Dataset excerpts:
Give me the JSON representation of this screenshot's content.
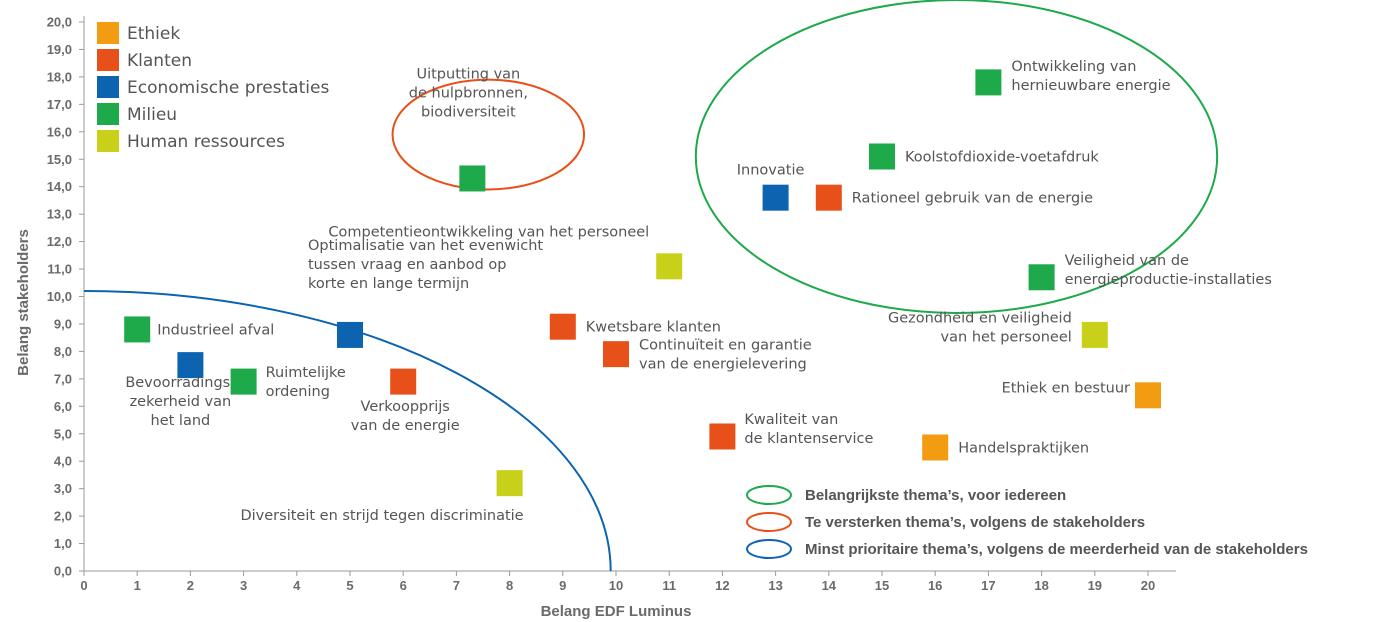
{
  "chart_data": {
    "type": "scatter",
    "xlabel": "Belang EDF Luminus",
    "ylabel": "Belang stakeholders",
    "xlim": [
      0,
      20
    ],
    "ylim": [
      0,
      20
    ],
    "x_ticks": [
      "0",
      "1",
      "2",
      "3",
      "4",
      "5",
      "6",
      "7",
      "8",
      "9",
      "10",
      "11",
      "12",
      "13",
      "14",
      "15",
      "16",
      "17",
      "18",
      "19",
      "20"
    ],
    "y_ticks": [
      "0,0",
      "1,0",
      "2,0",
      "3,0",
      "4,0",
      "5,0",
      "6,0",
      "7,0",
      "8,0",
      "9,0",
      "10,0",
      "11,0",
      "12,0",
      "13,0",
      "14,0",
      "15,0",
      "16,0",
      "17,0",
      "18,0",
      "19,0",
      "20,0"
    ],
    "grid": false,
    "categories": [
      {
        "key": "ethiek",
        "name": "Ethiek",
        "color": "#f39c12"
      },
      {
        "key": "klanten",
        "name": "Klanten",
        "color": "#e8501a"
      },
      {
        "key": "eco",
        "name": "Economische prestaties",
        "color": "#0c64b0"
      },
      {
        "key": "milieu",
        "name": "Milieu",
        "color": "#1ea94a"
      },
      {
        "key": "hr",
        "name": "Human ressources",
        "color": "#c8d01a"
      }
    ],
    "points": [
      {
        "x": 17.0,
        "y": 17.8,
        "cat": "milieu",
        "label": [
          "Ontwikkeling van",
          "hernieuwbare energie"
        ],
        "anchor": "start",
        "dx": 23,
        "dy": -7
      },
      {
        "x": 15.0,
        "y": 15.1,
        "cat": "milieu",
        "label": [
          "Koolstofdioxide-voetafdruk"
        ],
        "anchor": "start",
        "dx": 23,
        "dy": 0
      },
      {
        "x": 13.0,
        "y": 13.6,
        "cat": "eco",
        "label": [
          "Innovatie"
        ],
        "anchor": "middle",
        "dx": -5,
        "dy": -28
      },
      {
        "x": 14.0,
        "y": 13.6,
        "cat": "klanten",
        "label": [
          "Rationeel gebruik van de energie"
        ],
        "anchor": "start",
        "dx": 23,
        "dy": 0
      },
      {
        "x": 7.3,
        "y": 14.3,
        "cat": "milieu",
        "label": [
          "Uitputting van",
          "de hulpbronnen,",
          "biodiversiteit"
        ],
        "anchor": "middle",
        "dx": -4,
        "dy": -86
      },
      {
        "x": 11.0,
        "y": 11.1,
        "cat": "hr",
        "label": [
          "Competentieontwikkeling van het personeel"
        ],
        "anchor": "end",
        "dx": -20,
        "dy": -35
      },
      {
        "x": 18.0,
        "y": 10.7,
        "cat": "milieu",
        "label": [
          "Veiligheid van de",
          "energieproductie-installaties"
        ],
        "anchor": "start",
        "dx": 23,
        "dy": -8
      },
      {
        "x": 5.0,
        "y": 8.6,
        "cat": "eco",
        "label": [
          "Optimalisatie van het evenwicht",
          "tussen vraag en aanbod op",
          "korte en lange termijn"
        ],
        "anchor": "start",
        "dx": -42,
        "dy": -71
      },
      {
        "x": 9.0,
        "y": 8.9,
        "cat": "klanten",
        "label": [
          "Kwetsbare klanten"
        ],
        "anchor": "start",
        "dx": 23,
        "dy": 0
      },
      {
        "x": 1.0,
        "y": 8.8,
        "cat": "milieu",
        "label": [
          "Industrieel afval"
        ],
        "anchor": "start",
        "dx": 20,
        "dy": 0
      },
      {
        "x": 19.0,
        "y": 8.6,
        "cat": "hr",
        "label": [
          "Gezondheid en veiligheid",
          "van het personeel"
        ],
        "anchor": "end",
        "dx": -23,
        "dy": -8
      },
      {
        "x": 10.0,
        "y": 7.9,
        "cat": "klanten",
        "label": [
          "Continuïteit en garantie",
          "van de energielevering"
        ],
        "anchor": "start",
        "dx": 23,
        "dy": 0
      },
      {
        "x": 2.0,
        "y": 7.5,
        "cat": "eco",
        "label": [
          "Bevoorradings-",
          "zekerheid van",
          "het land"
        ],
        "anchor": "middle",
        "dx": -10,
        "dy": 36
      },
      {
        "x": 3.0,
        "y": 6.9,
        "cat": "milieu",
        "label": [
          "Ruimtelijke",
          "ordening"
        ],
        "anchor": "start",
        "dx": 22,
        "dy": 0
      },
      {
        "x": 6.0,
        "y": 6.9,
        "cat": "klanten",
        "label": [
          "Verkoopprijs",
          "van de energie"
        ],
        "anchor": "middle",
        "dx": 2,
        "dy": 34
      },
      {
        "x": 20.0,
        "y": 6.4,
        "cat": "ethiek",
        "label": [
          "Ethiek en bestuur"
        ],
        "anchor": "end",
        "dx": -18,
        "dy": -8
      },
      {
        "x": 12.0,
        "y": 4.9,
        "cat": "klanten",
        "label": [
          "Kwaliteit van",
          "de klantenservice"
        ],
        "anchor": "start",
        "dx": 22,
        "dy": -8
      },
      {
        "x": 16.0,
        "y": 4.5,
        "cat": "ethiek",
        "label": [
          "Handelspraktijken"
        ],
        "anchor": "start",
        "dx": 23,
        "dy": 0
      },
      {
        "x": 8.0,
        "y": 3.2,
        "cat": "hr",
        "label": [
          "Diversiteit en strijd tegen discriminatie"
        ],
        "anchor": "end",
        "dx": 14,
        "dy": 32
      }
    ],
    "groups": [
      {
        "key": "green",
        "color": "#1ea94a",
        "label": "Belangrijkste thema’s, voor iedereen",
        "cx": 16.4,
        "cy": 15.1,
        "rx": 4.9,
        "ry": 5.7
      },
      {
        "key": "orange",
        "color": "#e8501a",
        "label": "Te versterken thema’s, volgens de stakeholders",
        "cx": 7.6,
        "cy": 15.9,
        "rx": 1.8,
        "ry": 2.0
      },
      {
        "key": "blue",
        "color": "#0c64b0",
        "label": "Minst prioritaire thema’s, volgens de meerderheid van de stakeholders",
        "curve": {
          "x_intercept": 9.9,
          "y_intercept": 10.2
        }
      }
    ]
  }
}
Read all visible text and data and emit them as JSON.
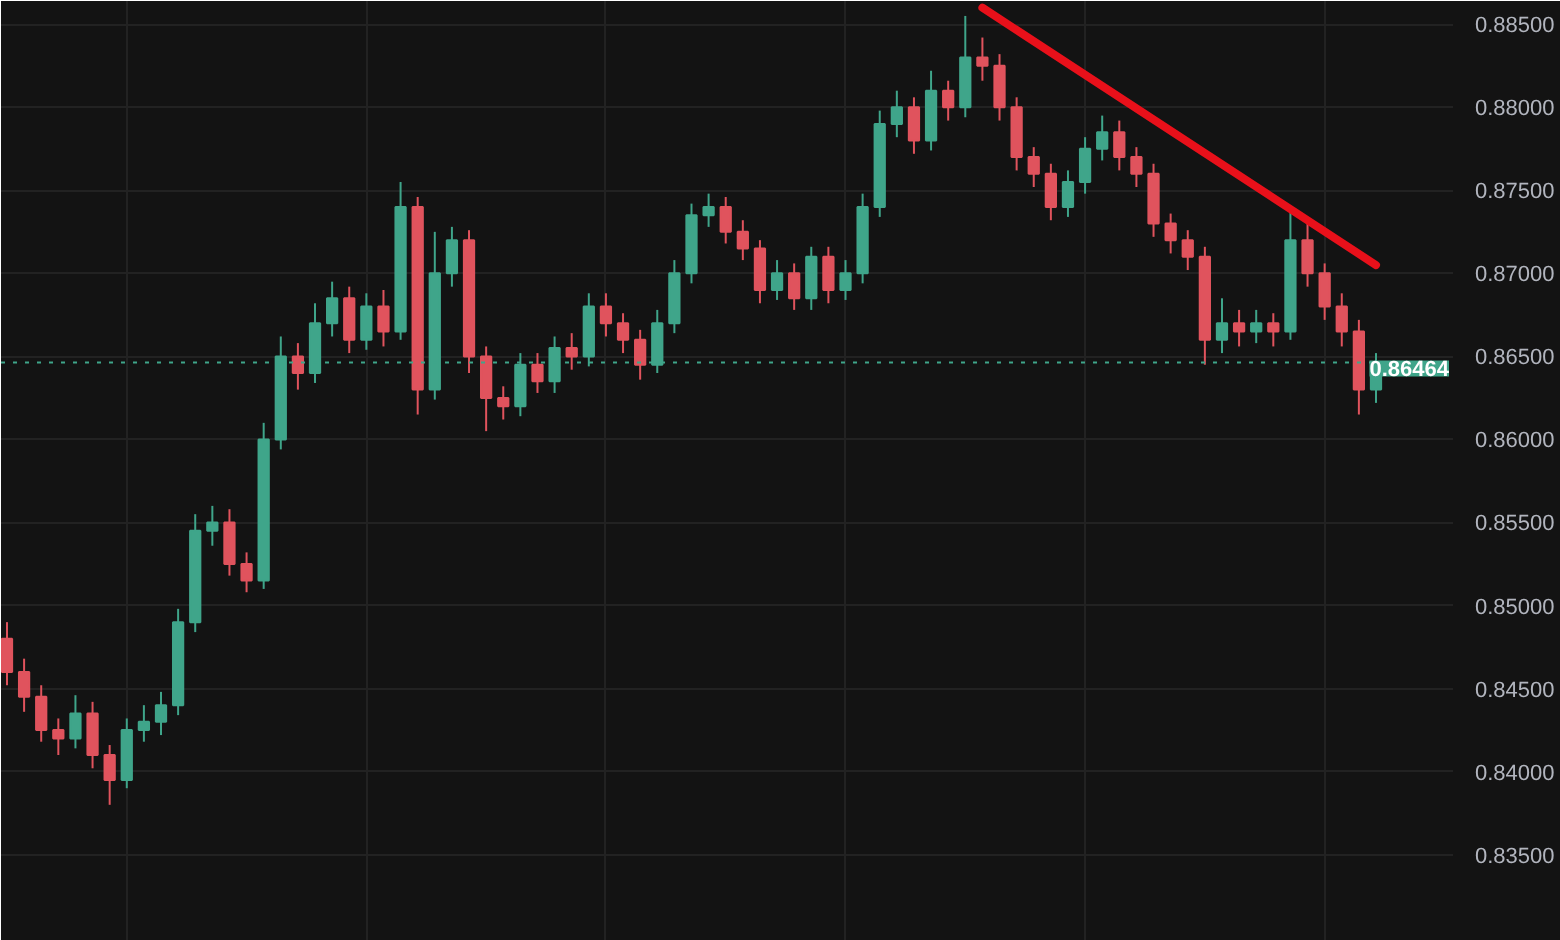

Goal of the exercise: Omit the pictures and restate the rest of the records verbatim.

Finished exercise:
Give me the JSON representation of this screenshot's content.
{
  "chart_data": {
    "type": "scatter",
    "xlabel": "Belang EDF Luminus",
    "ylabel": "Belang stakeholders",
    "xlim": [
      0,
      20
    ],
    "ylim": [
      0,
      20
    ],
    "x_ticks": [
      "0",
      "1",
      "2",
      "3",
      "4",
      "5",
      "6",
      "7",
      "8",
      "9",
      "10",
      "11",
      "12",
      "13",
      "14",
      "15",
      "16",
      "17",
      "18",
      "19",
      "20"
    ],
    "y_ticks": [
      "0,0",
      "1,0",
      "2,0",
      "3,0",
      "4,0",
      "5,0",
      "6,0",
      "7,0",
      "8,0",
      "9,0",
      "10,0",
      "11,0",
      "12,0",
      "13,0",
      "14,0",
      "15,0",
      "16,0",
      "17,0",
      "18,0",
      "19,0",
      "20,0"
    ],
    "grid": false,
    "categories": [
      {
        "key": "ethiek",
        "name": "Ethiek",
        "color": "#f39c12"
      },
      {
        "key": "klanten",
        "name": "Klanten",
        "color": "#e8501a"
      },
      {
        "key": "eco",
        "name": "Economische prestaties",
        "color": "#0c64b0"
      },
      {
        "key": "milieu",
        "name": "Milieu",
        "color": "#1ea94a"
      },
      {
        "key": "hr",
        "name": "Human ressources",
        "color": "#c8d01a"
      }
    ],
    "points": [
      {
        "x": 17.0,
        "y": 17.8,
        "cat": "milieu",
        "label": [
          "Ontwikkeling van",
          "hernieuwbare energie"
        ],
        "anchor": "start",
        "dx": 23,
        "dy": -7
      },
      {
        "x": 15.0,
        "y": 15.1,
        "cat": "milieu",
        "label": [
          "Koolstofdioxide-voetafdruk"
        ],
        "anchor": "start",
        "dx": 23,
        "dy": 0
      },
      {
        "x": 13.0,
        "y": 13.6,
        "cat": "eco",
        "label": [
          "Innovatie"
        ],
        "anchor": "middle",
        "dx": -5,
        "dy": -28
      },
      {
        "x": 14.0,
        "y": 13.6,
        "cat": "klanten",
        "label": [
          "Rationeel gebruik van de energie"
        ],
        "anchor": "start",
        "dx": 23,
        "dy": 0
      },
      {
        "x": 7.3,
        "y": 14.3,
        "cat": "milieu",
        "label": [
          "Uitputting van",
          "de hulpbronnen,",
          "biodiversiteit"
        ],
        "anchor": "middle",
        "dx": -4,
        "dy": -86
      },
      {
        "x": 11.0,
        "y": 11.1,
        "cat": "hr",
        "label": [
          "Competentieontwikkeling van het personeel"
        ],
        "anchor": "end",
        "dx": -20,
        "dy": -35
      },
      {
        "x": 18.0,
        "y": 10.7,
        "cat": "milieu",
        "label": [
          "Veiligheid van de",
          "energieproductie-installaties"
        ],
        "anchor": "start",
        "dx": 23,
        "dy": -8
      },
      {
        "x": 5.0,
        "y": 8.6,
        "cat": "eco",
        "label": [
          "Optimalisatie van het evenwicht",
          "tussen vraag en aanbod op",
          "korte en lange termijn"
        ],
        "anchor": "start",
        "dx": -42,
        "dy": -71
      },
      {
        "x": 9.0,
        "y": 8.9,
        "cat": "klanten",
        "label": [
          "Kwetsbare klanten"
        ],
        "anchor": "start",
        "dx": 23,
        "dy": 0
      },
      {
        "x": 1.0,
        "y": 8.8,
        "cat": "milieu",
        "label": [
          "Industrieel afval"
        ],
        "anchor": "start",
        "dx": 20,
        "dy": 0
      },
      {
        "x": 19.0,
        "y": 8.6,
        "cat": "hr",
        "label": [
          "Gezondheid en veiligheid",
          "van het personeel"
        ],
        "anchor": "end",
        "dx": -23,
        "dy": -8
      },
      {
        "x": 10.0,
        "y": 7.9,
        "cat": "klanten",
        "label": [
          "Continuïteit en garantie",
          "van de energielevering"
        ],
        "anchor": "start",
        "dx": 23,
        "dy": 0
      },
      {
        "x": 2.0,
        "y": 7.5,
        "cat": "eco",
        "label": [
          "Bevoorradings-",
          "zekerheid van",
          "het land"
        ],
        "anchor": "middle",
        "dx": -10,
        "dy": 36
      },
      {
        "x": 3.0,
        "y": 6.9,
        "cat": "milieu",
        "label": [
          "Ruimtelijke",
          "ordening"
        ],
        "anchor": "start",
        "dx": 22,
        "dy": 0
      },
      {
        "x": 6.0,
        "y": 6.9,
        "cat": "klanten",
        "label": [
          "Verkoopprijs",
          "van de energie"
        ],
        "anchor": "middle",
        "dx": 2,
        "dy": 34
      },
      {
        "x": 20.0,
        "y": 6.4,
        "cat": "ethiek",
        "label": [
          "Ethiek en bestuur"
        ],
        "anchor": "end",
        "dx": -18,
        "dy": -8
      },
      {
        "x": 12.0,
        "y": 4.9,
        "cat": "klanten",
        "label": [
          "Kwaliteit van",
          "de klantenservice"
        ],
        "anchor": "start",
        "dx": 22,
        "dy": -8
      },
      {
        "x": 16.0,
        "y": 4.5,
        "cat": "ethiek",
        "label": [
          "Handelspraktijken"
        ],
        "anchor": "start",
        "dx": 23,
        "dy": 0
      },
      {
        "x": 8.0,
        "y": 3.2,
        "cat": "hr",
        "label": [
          "Diversiteit en strijd tegen discriminatie"
        ],
        "anchor": "end",
        "dx": 14,
        "dy": 32
      }
    ],
    "groups": [
      {
        "key": "green",
        "color": "#1ea94a",
        "label": "Belangrijkste thema’s, voor iedereen",
        "cx": 16.4,
        "cy": 15.1,
        "rx": 4.9,
        "ry": 5.7
      },
      {
        "key": "orange",
        "color": "#e8501a",
        "label": "Te versterken thema’s, volgens de stakeholders",
        "cx": 7.6,
        "cy": 15.9,
        "rx": 1.8,
        "ry": 2.0
      },
      {
        "key": "blue",
        "color": "#0c64b0",
        "label": "Minst prioritaire thema’s, volgens de meerderheid van de stakeholders",
        "curve": {
          "x_intercept": 9.9,
          "y_intercept": 10.2
        }
      }
    ]
  }
}
Read all visible text and data and emit them as JSON.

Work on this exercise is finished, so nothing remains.